■ Exercise instructions
Copy each line of the records that contains the word "应当出具第八条第".

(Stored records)
==*==

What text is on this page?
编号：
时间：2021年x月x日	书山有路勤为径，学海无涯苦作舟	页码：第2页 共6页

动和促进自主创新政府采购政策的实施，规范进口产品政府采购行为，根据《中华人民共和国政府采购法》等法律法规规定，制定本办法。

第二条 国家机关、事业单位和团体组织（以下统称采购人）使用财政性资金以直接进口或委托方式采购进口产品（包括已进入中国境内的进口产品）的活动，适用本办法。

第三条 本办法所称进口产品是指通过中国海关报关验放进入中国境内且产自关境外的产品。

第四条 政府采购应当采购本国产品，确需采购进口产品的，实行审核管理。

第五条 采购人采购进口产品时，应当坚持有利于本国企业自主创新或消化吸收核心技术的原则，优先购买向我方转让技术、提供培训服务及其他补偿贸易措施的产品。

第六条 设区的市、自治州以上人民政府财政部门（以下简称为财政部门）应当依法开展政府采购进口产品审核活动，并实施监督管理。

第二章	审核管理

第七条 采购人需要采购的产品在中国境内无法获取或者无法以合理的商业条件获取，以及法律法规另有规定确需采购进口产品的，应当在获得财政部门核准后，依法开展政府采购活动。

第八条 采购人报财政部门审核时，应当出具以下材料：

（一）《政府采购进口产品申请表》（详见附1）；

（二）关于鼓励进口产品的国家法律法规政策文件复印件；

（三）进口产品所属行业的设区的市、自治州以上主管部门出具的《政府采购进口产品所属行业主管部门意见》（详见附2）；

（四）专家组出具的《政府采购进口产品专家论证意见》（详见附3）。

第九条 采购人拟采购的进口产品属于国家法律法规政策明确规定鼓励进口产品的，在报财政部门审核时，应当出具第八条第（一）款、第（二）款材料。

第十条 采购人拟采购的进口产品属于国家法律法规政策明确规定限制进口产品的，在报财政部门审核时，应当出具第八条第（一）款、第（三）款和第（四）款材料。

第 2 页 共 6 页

==*==

■ Task solution
第九条 采购人拟采购的进口产品属于国家法律法规政策明确规定鼓励进口产品的，在报财政部门审核时，应当出具第八条第（一）款、第（二）款材料。
第十条 采购人拟采购的进口产品属于国家法律法规政策明确规定限制进口产品的，在报财政部门审核时，应当出具第八条第（一）款、第（三）款和第（四）款材料。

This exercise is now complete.